> _The exercise_
Among the rows below, begin at the line that has "x-axis-label: Fecha xyxy=(336,443,375,459)" and stop after the line that has "x-tick-label: 1950 xyxy=(117,399,148,415)". Write out only those lines, replacing "x-tick-label" with "x-axis-tick" and changing nothing else.

> _Material shown_
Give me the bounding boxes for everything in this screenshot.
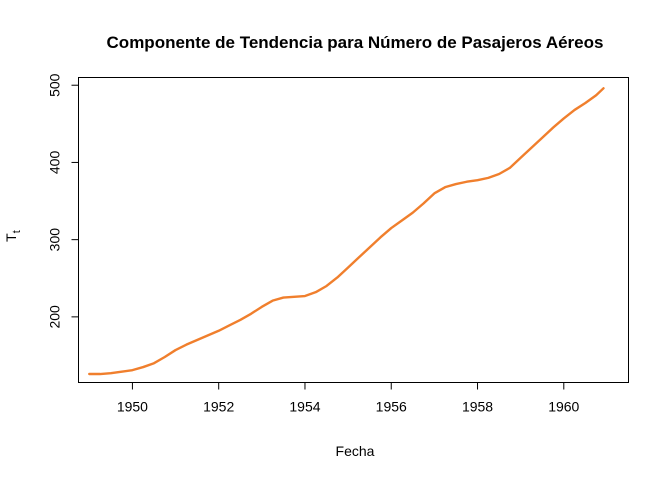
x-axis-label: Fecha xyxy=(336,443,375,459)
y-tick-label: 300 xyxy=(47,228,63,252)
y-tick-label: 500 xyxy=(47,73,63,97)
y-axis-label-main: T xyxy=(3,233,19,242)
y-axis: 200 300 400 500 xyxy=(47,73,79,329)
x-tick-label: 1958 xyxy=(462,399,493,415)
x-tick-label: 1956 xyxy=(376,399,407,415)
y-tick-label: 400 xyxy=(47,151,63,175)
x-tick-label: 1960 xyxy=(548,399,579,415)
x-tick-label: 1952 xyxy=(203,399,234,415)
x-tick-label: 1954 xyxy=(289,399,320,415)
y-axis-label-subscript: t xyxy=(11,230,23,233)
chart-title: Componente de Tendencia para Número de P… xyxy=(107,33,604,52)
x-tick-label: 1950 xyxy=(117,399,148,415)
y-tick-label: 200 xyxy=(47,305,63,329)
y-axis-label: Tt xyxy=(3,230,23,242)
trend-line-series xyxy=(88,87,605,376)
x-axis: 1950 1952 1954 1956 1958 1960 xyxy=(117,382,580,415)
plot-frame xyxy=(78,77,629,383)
==
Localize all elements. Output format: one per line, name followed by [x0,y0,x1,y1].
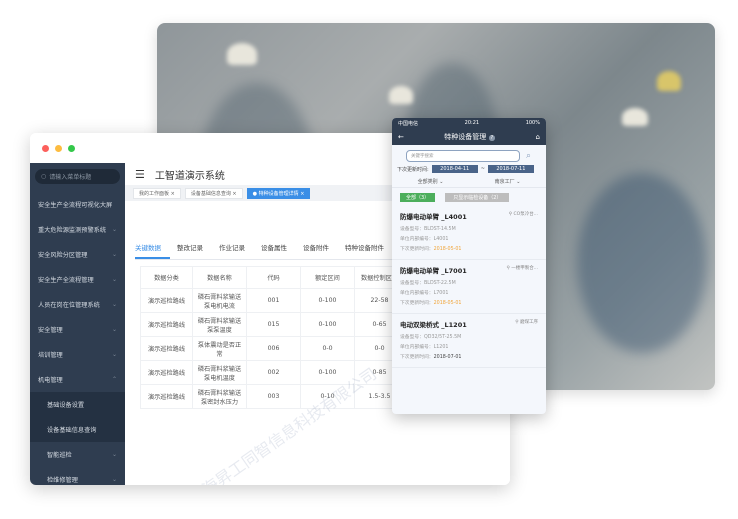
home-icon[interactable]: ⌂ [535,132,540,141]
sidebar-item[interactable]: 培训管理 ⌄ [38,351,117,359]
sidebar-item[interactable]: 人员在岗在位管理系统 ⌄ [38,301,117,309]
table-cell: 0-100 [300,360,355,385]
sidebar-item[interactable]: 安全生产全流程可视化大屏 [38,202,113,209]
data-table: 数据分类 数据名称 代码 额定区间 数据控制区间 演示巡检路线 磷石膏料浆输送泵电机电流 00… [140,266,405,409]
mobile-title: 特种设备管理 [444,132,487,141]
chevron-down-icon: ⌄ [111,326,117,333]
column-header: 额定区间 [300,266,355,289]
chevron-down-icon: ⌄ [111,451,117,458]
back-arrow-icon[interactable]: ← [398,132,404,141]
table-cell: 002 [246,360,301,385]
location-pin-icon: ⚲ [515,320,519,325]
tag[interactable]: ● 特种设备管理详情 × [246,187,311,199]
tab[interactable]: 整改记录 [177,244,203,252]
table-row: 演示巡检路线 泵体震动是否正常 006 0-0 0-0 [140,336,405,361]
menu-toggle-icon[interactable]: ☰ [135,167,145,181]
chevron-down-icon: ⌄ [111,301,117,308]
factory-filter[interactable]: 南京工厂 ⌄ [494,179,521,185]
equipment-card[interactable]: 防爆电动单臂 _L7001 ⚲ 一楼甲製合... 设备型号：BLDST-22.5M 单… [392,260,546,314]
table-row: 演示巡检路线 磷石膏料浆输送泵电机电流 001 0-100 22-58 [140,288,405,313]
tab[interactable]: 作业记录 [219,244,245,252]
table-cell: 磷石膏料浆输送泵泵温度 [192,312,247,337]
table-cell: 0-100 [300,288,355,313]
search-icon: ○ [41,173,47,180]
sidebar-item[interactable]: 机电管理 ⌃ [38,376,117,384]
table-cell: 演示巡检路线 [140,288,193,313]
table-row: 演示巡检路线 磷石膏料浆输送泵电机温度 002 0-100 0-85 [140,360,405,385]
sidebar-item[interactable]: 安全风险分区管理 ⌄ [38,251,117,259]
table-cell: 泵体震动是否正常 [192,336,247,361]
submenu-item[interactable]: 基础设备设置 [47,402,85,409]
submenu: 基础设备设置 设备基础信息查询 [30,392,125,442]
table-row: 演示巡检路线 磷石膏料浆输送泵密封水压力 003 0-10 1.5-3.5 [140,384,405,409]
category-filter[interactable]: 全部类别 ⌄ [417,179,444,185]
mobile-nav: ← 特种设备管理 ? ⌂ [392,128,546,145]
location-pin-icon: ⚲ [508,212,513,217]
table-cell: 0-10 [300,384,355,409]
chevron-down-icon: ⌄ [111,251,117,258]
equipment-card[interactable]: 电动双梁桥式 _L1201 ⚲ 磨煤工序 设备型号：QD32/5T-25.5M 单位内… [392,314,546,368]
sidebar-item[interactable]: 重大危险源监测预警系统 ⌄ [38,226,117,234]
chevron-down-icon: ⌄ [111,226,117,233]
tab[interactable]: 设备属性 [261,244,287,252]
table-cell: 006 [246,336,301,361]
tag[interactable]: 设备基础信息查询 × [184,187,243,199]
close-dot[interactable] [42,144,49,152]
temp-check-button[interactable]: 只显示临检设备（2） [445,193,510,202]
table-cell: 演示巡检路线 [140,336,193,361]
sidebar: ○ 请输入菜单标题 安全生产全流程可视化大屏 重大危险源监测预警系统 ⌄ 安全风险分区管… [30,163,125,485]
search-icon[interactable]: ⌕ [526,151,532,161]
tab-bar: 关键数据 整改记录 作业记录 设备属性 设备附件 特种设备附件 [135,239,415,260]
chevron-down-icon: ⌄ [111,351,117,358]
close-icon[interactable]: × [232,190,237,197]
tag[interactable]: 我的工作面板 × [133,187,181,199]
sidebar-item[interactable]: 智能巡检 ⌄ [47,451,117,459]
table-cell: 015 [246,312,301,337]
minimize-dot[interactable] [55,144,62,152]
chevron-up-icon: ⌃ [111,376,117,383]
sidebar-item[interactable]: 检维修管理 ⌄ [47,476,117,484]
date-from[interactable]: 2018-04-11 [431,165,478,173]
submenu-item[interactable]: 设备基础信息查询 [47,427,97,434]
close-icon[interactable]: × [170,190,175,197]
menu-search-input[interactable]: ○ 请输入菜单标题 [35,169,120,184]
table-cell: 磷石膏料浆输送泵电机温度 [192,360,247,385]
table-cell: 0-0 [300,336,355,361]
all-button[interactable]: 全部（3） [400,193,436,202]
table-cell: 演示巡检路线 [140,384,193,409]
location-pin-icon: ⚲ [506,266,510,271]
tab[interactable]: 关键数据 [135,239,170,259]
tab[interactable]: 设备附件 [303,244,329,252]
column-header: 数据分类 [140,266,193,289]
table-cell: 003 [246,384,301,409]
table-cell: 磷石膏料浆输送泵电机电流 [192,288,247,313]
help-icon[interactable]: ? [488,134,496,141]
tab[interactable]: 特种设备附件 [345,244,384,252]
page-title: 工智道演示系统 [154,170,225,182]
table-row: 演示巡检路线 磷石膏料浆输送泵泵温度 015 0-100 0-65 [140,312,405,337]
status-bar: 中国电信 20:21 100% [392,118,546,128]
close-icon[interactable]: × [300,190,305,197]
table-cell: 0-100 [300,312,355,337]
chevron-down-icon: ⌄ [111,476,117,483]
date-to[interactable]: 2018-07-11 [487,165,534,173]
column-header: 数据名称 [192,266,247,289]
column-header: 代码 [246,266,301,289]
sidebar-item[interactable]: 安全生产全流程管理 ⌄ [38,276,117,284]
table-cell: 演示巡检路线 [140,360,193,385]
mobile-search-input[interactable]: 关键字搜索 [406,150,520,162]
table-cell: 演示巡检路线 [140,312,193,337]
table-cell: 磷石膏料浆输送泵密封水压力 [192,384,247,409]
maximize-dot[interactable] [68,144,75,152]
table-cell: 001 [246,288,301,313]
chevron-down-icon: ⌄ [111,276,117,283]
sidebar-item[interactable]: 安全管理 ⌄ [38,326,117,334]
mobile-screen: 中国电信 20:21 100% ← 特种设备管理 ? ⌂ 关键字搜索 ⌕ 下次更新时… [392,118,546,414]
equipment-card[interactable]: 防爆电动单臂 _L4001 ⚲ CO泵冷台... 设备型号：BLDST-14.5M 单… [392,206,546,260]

> _Response_
x-axis-label: Fecha xyxy=(336,443,375,459)
y-tick-label: 300 xyxy=(47,228,63,252)
y-tick-label: 500 xyxy=(47,73,63,97)
y-axis-label-main: T xyxy=(3,233,19,242)
y-axis: 200 300 400 500 xyxy=(47,73,79,329)
x-axis-tick: 1958 xyxy=(462,399,493,415)
x-axis-tick: 1956 xyxy=(376,399,407,415)
y-tick-label: 400 xyxy=(47,151,63,175)
x-axis-tick: 1960 xyxy=(548,399,579,415)
x-axis-tick: 1952 xyxy=(203,399,234,415)
x-axis-tick: 1954 xyxy=(289,399,320,415)
y-axis-label-subscript: t xyxy=(11,230,23,233)
chart-title: Componente de Tendencia para Número de P… xyxy=(107,33,604,52)
x-axis-tick: 1950 xyxy=(117,399,148,415)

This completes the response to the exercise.